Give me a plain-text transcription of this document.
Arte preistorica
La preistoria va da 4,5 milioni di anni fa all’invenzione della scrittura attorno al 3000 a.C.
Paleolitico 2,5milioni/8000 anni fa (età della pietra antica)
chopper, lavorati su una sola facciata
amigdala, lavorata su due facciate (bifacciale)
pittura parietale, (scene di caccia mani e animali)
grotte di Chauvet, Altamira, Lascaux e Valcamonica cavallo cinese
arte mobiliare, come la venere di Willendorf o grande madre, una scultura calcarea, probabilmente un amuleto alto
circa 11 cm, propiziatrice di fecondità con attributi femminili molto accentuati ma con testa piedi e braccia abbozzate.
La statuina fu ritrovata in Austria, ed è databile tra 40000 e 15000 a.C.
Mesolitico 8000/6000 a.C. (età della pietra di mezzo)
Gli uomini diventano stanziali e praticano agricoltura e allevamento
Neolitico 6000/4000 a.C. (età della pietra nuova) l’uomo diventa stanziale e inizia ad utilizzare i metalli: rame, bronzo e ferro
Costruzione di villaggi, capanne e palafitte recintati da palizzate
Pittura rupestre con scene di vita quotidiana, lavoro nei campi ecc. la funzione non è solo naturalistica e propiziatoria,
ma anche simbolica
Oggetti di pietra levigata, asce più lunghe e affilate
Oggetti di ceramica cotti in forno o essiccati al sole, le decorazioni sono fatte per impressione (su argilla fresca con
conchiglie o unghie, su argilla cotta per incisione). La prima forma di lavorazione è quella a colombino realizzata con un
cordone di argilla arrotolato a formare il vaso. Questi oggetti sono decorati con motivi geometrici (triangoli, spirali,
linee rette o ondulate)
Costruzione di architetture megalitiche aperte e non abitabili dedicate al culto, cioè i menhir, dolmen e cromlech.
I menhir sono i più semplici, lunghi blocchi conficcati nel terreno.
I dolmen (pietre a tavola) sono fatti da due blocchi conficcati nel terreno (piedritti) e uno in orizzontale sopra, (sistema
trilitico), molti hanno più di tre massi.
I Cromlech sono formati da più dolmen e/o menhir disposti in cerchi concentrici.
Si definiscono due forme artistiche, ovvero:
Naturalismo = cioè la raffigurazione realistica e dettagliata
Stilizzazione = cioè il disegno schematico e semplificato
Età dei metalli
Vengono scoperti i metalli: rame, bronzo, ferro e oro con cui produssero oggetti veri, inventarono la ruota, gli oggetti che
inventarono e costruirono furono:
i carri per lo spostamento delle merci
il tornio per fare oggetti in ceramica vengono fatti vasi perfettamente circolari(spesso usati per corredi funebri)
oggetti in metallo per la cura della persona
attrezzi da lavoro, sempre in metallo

What the task asks » Write out each line of the data that holds the string "metallo".

Solution to the exercise »
oggetti in metallo per la cura della persona
attrezzi da lavoro, sempre in metallo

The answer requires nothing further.